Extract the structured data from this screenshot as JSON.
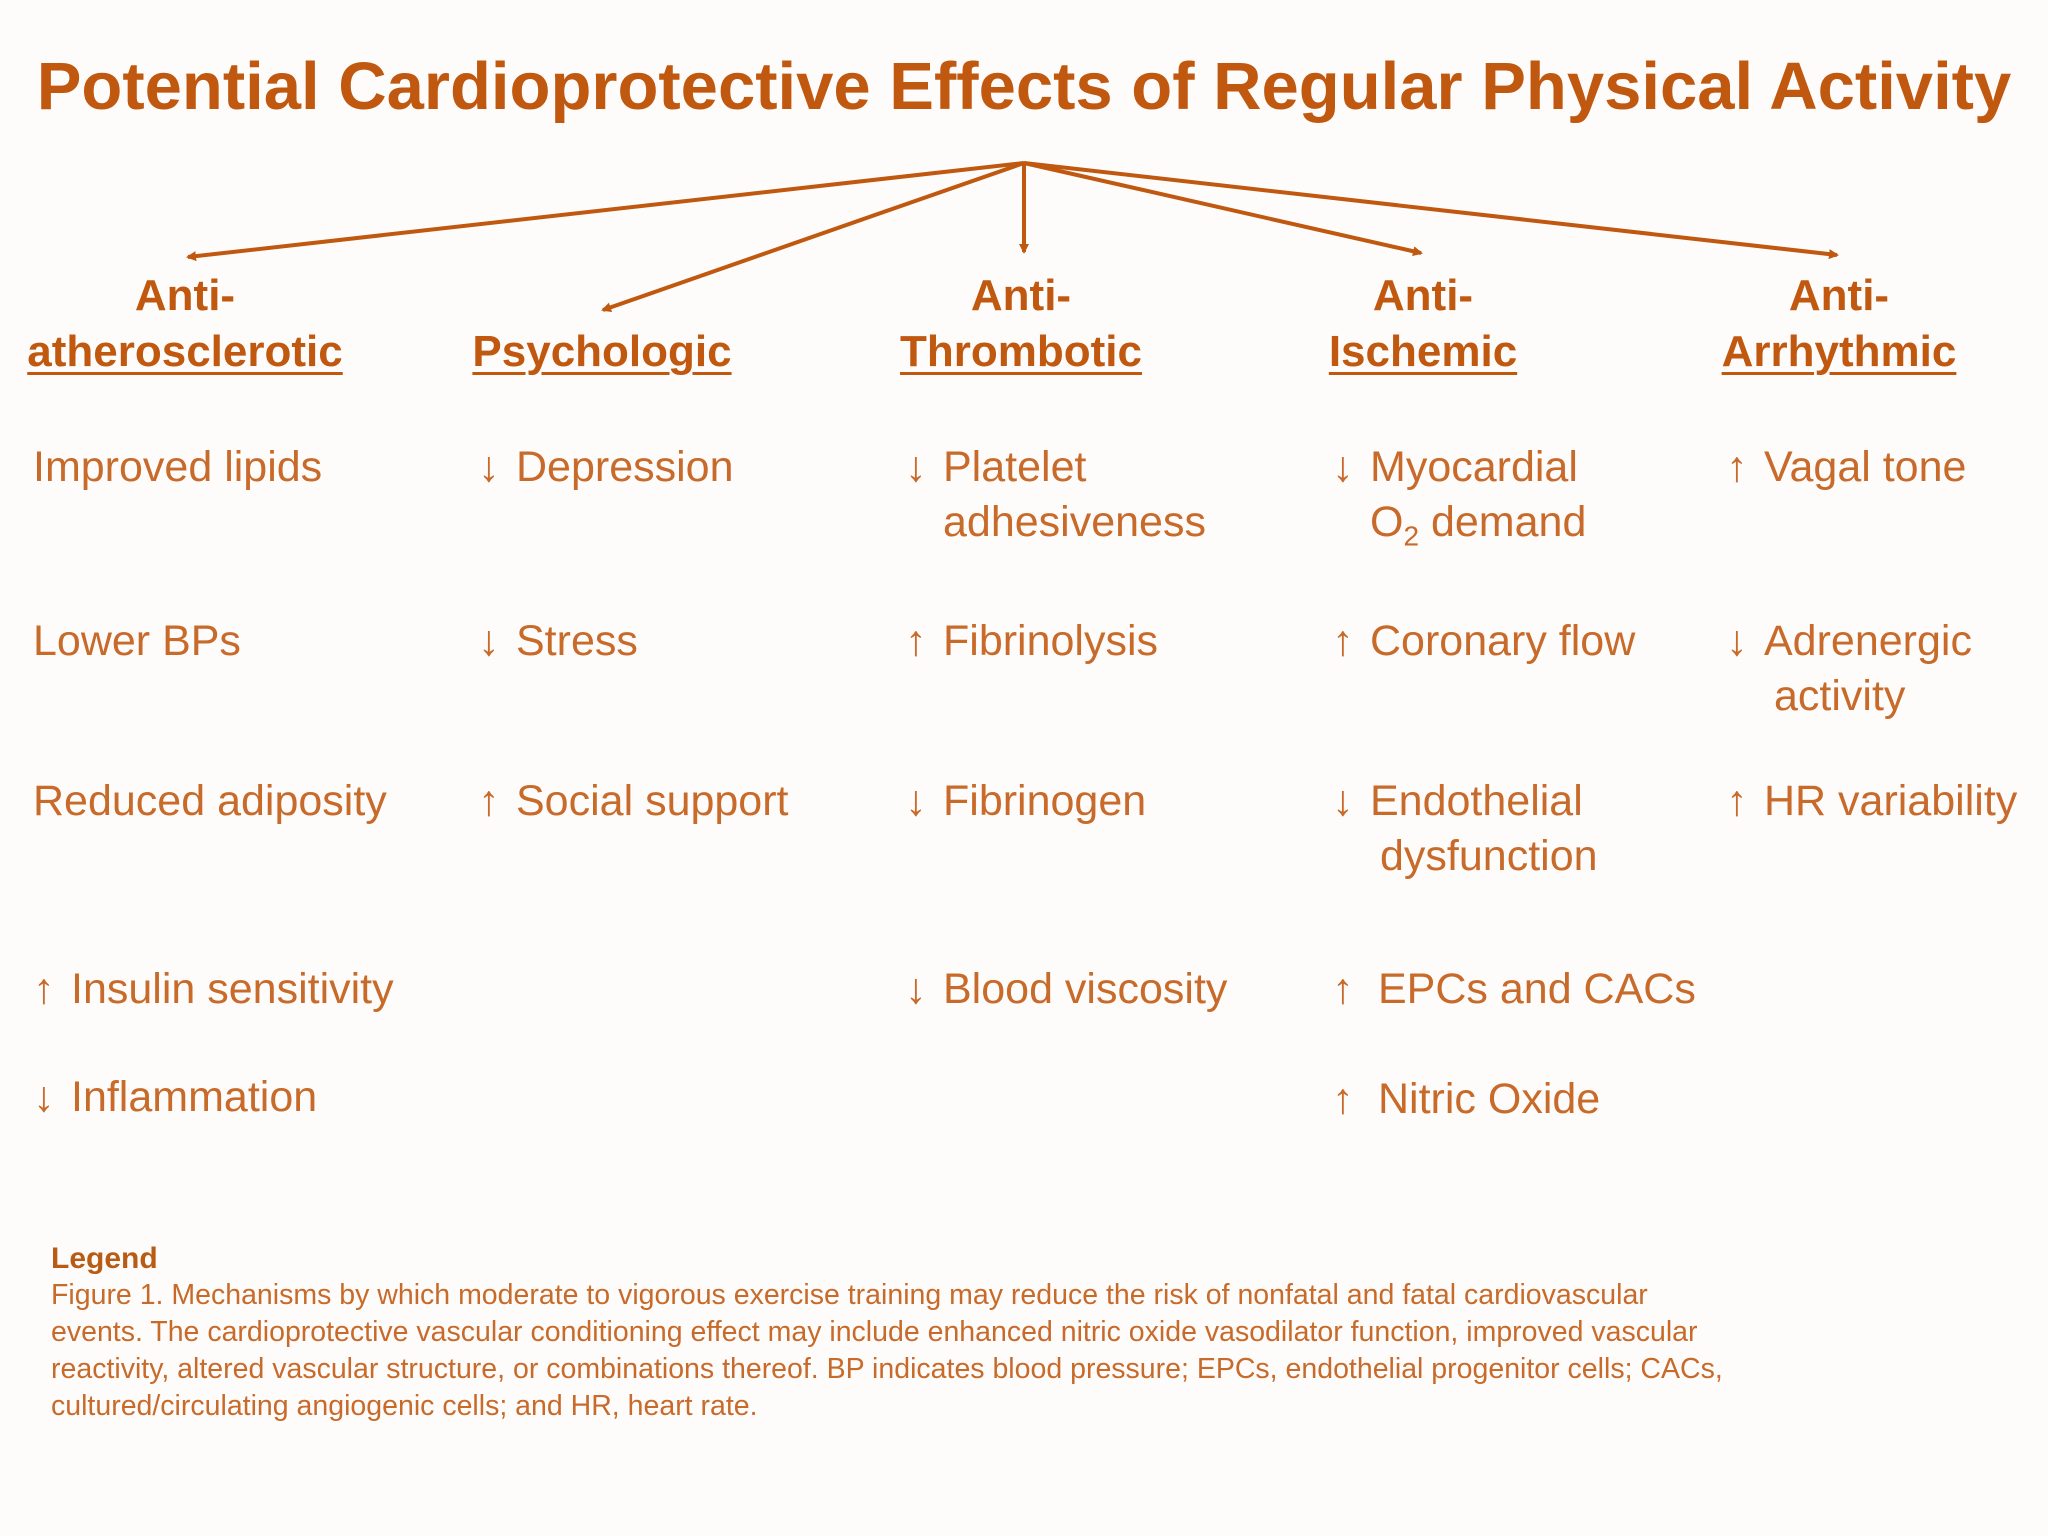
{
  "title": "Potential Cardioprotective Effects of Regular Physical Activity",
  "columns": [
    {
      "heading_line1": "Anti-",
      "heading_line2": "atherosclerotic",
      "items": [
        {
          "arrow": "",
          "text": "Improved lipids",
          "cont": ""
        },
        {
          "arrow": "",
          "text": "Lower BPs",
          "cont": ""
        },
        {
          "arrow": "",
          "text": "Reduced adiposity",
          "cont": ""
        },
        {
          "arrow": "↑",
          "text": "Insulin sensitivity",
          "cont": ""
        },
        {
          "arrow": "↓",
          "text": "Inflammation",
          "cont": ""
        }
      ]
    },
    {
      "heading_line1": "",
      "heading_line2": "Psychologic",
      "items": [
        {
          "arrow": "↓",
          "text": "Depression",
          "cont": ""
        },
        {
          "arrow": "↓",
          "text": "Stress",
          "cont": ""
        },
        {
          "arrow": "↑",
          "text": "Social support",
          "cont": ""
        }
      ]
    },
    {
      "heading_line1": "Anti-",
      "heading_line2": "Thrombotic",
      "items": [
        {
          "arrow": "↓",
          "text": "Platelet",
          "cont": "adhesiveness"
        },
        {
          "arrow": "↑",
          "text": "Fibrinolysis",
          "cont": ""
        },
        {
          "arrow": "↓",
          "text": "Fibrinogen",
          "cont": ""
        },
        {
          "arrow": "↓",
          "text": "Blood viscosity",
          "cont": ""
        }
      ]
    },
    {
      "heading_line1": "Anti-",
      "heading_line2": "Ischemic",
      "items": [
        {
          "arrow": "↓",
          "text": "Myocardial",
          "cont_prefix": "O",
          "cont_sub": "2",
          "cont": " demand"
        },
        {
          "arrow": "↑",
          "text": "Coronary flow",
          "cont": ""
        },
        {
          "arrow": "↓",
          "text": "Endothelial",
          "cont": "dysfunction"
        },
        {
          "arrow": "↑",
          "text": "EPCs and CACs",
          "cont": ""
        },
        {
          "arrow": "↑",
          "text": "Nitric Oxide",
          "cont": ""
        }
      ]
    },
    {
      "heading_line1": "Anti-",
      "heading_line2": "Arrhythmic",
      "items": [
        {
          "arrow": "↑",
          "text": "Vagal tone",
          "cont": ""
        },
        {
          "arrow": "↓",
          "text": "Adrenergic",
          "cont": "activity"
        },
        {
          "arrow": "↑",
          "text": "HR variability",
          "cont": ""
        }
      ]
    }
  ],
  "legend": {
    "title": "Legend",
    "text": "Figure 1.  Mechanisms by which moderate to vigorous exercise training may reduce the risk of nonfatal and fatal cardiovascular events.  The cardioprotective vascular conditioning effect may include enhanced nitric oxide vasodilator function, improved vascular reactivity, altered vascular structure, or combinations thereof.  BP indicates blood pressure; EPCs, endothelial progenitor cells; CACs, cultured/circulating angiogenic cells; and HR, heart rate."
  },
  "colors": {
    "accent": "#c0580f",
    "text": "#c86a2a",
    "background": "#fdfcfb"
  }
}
---
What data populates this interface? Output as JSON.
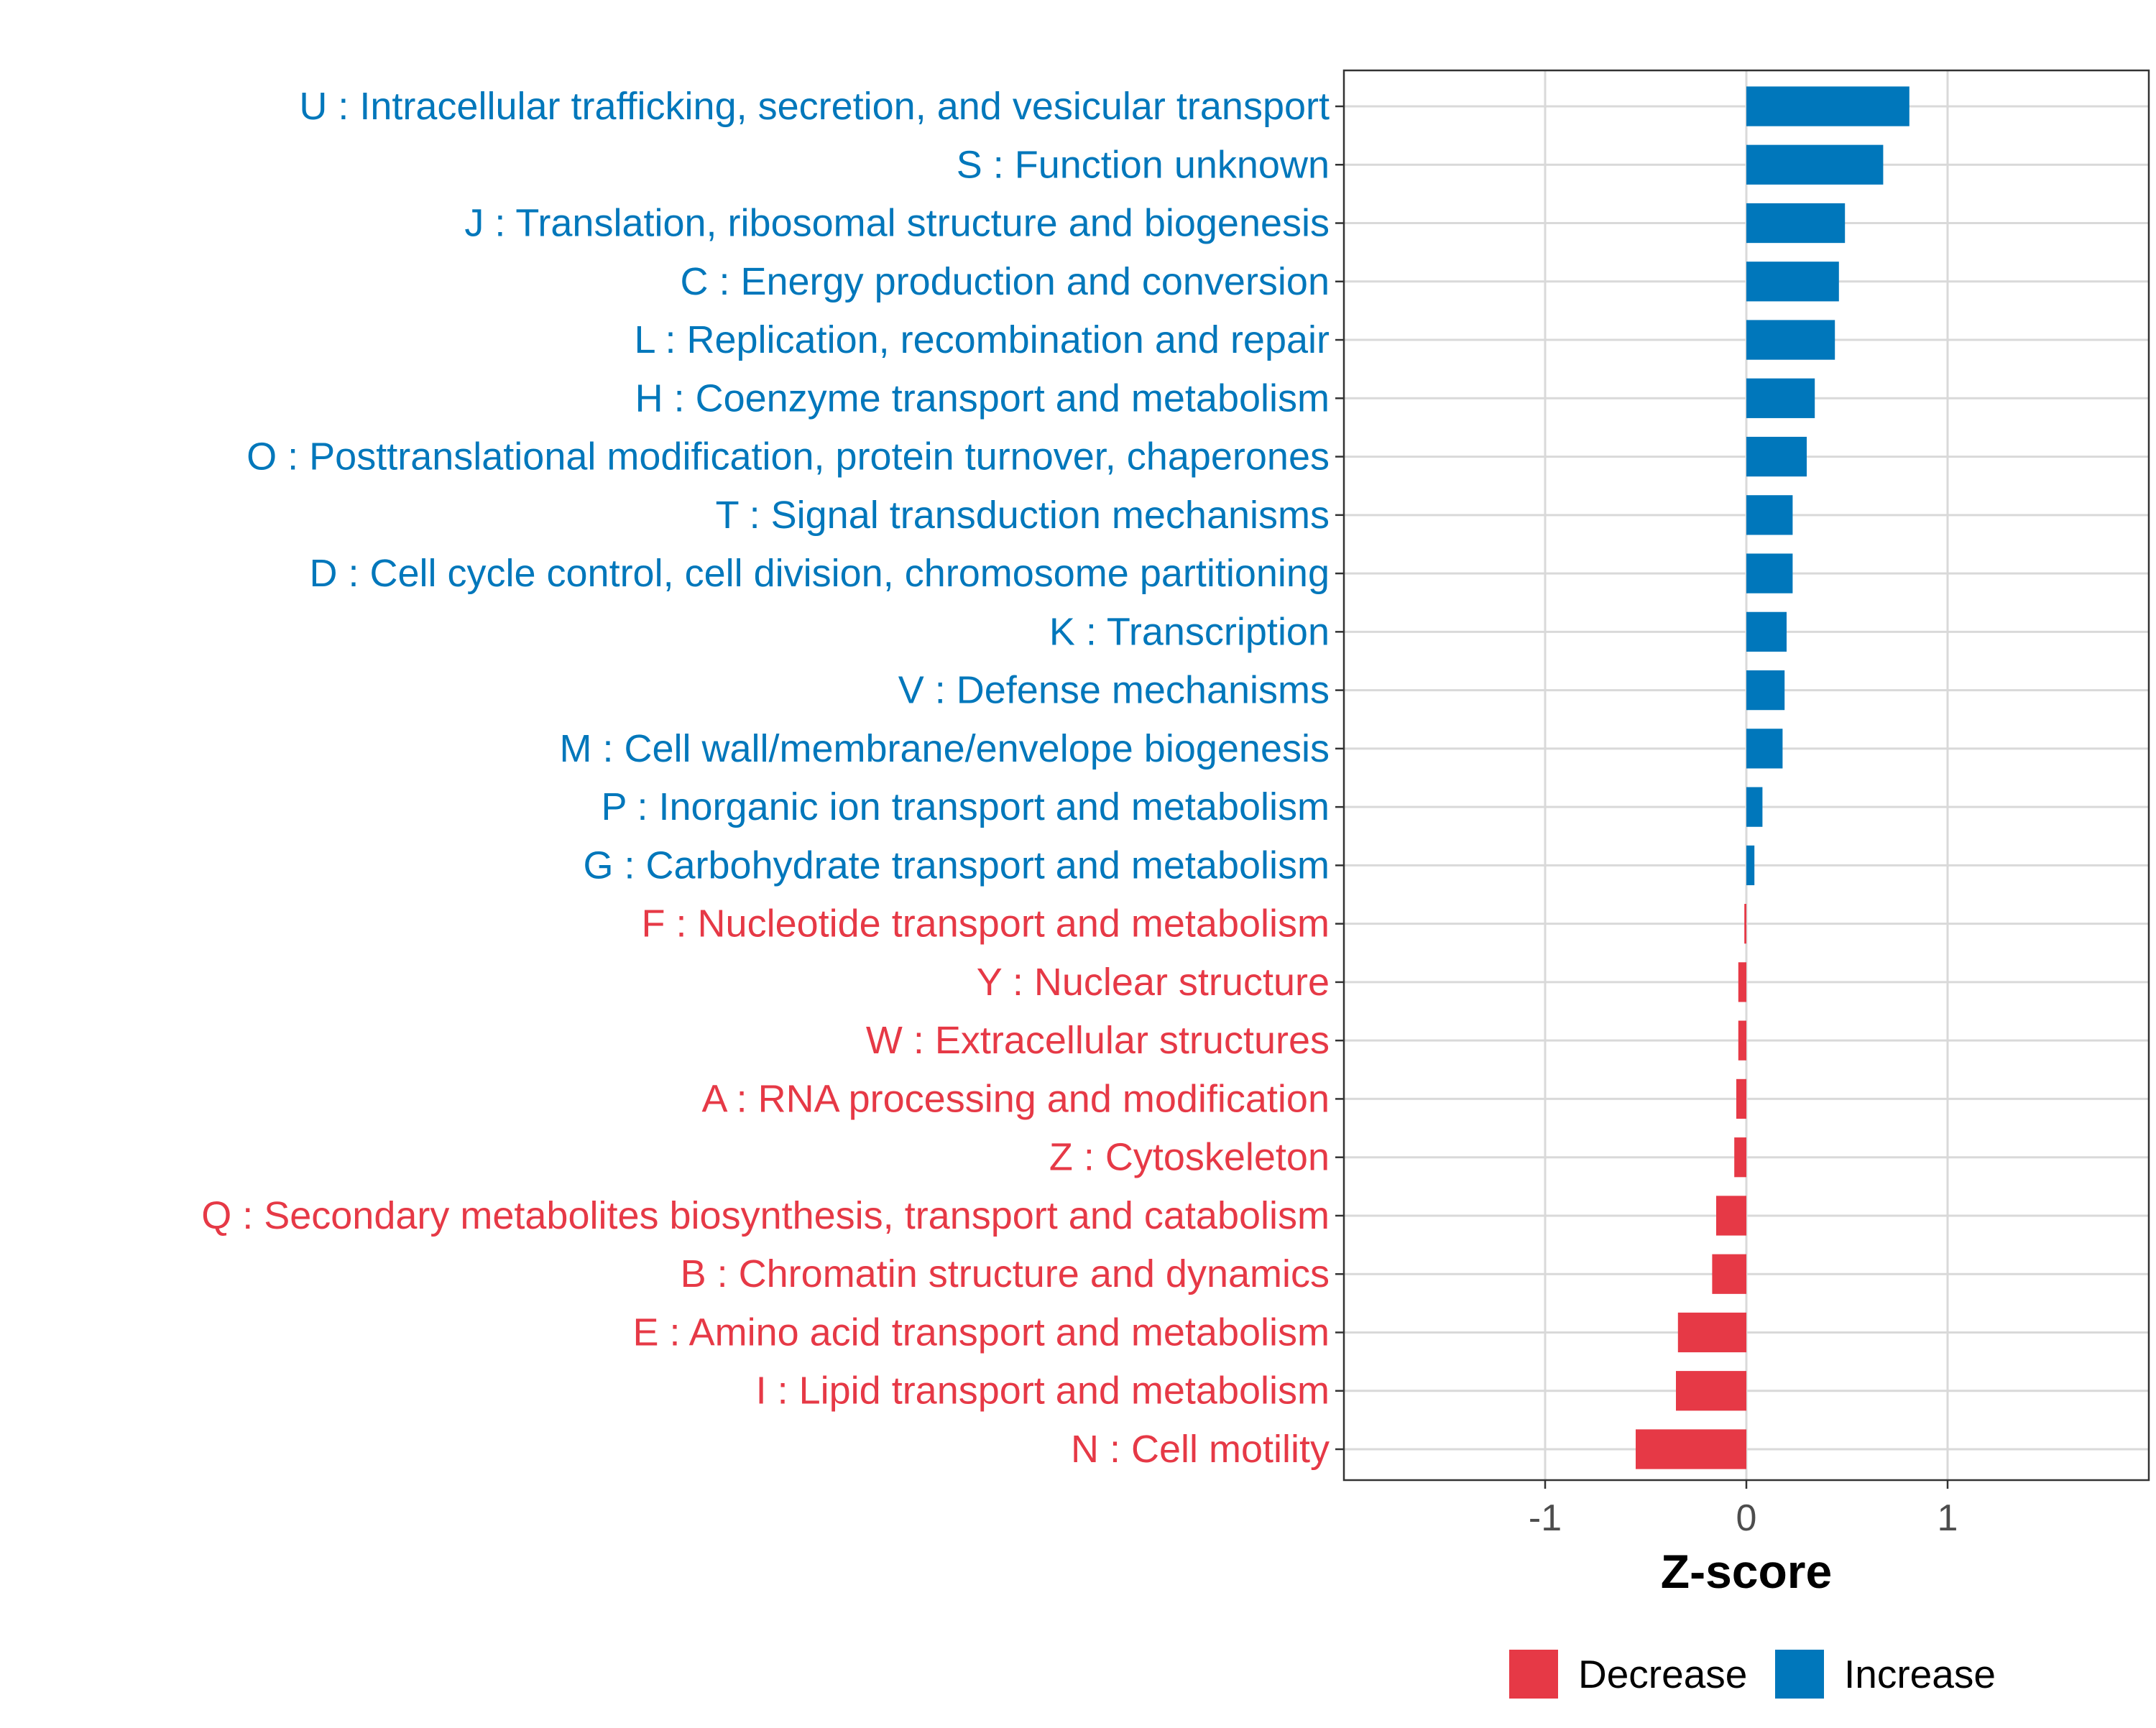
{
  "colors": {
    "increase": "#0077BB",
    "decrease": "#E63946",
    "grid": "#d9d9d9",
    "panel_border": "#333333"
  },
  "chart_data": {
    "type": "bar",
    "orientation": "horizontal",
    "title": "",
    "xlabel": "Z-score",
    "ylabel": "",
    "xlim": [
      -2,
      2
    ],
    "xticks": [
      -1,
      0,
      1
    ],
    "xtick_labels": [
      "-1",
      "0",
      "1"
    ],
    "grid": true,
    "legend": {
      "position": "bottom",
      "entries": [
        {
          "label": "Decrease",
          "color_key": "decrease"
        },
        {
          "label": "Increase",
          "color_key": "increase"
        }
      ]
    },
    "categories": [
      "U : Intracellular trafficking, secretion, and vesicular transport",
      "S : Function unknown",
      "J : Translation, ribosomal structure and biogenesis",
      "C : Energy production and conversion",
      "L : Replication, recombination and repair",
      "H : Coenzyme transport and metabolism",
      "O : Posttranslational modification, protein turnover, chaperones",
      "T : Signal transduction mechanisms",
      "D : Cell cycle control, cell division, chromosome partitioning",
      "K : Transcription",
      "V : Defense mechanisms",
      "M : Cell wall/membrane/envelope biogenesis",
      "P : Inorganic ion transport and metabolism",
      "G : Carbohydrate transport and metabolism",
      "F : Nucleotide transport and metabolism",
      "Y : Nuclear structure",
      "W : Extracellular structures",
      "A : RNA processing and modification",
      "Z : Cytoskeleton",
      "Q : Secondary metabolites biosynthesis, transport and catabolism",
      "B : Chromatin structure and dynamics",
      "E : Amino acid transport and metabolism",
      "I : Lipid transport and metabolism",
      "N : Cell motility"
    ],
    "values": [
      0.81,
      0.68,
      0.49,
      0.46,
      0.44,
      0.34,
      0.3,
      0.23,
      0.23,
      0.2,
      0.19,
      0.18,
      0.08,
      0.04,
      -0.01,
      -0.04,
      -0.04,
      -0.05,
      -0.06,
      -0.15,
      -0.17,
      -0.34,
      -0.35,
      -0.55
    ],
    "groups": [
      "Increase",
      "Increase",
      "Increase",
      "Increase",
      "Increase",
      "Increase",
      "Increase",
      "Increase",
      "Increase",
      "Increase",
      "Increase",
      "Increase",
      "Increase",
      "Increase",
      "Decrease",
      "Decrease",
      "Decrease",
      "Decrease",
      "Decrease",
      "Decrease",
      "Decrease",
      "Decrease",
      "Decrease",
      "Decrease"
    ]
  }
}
* * *
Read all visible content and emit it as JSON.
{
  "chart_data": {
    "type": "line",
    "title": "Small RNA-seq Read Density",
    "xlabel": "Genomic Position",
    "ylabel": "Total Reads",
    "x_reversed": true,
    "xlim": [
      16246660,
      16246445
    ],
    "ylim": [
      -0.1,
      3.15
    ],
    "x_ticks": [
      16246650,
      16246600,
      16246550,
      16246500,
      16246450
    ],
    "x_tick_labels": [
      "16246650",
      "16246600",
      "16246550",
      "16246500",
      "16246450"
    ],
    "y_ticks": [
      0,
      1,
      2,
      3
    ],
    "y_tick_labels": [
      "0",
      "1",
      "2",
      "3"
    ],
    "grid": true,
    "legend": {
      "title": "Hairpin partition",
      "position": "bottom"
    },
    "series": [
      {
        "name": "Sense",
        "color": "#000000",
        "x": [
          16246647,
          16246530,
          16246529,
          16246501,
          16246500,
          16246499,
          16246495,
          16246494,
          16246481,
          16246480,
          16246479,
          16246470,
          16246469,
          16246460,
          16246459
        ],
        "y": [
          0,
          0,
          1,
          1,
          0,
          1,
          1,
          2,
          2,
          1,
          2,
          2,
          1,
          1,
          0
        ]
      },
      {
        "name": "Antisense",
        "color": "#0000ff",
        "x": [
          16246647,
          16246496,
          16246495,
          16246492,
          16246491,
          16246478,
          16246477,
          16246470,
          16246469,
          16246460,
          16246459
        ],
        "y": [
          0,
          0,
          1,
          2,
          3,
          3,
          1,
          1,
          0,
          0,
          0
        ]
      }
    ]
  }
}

Directions for this task :: Going through the entries above, report how many lines contain the word "title", with no other text.

Response below :: 5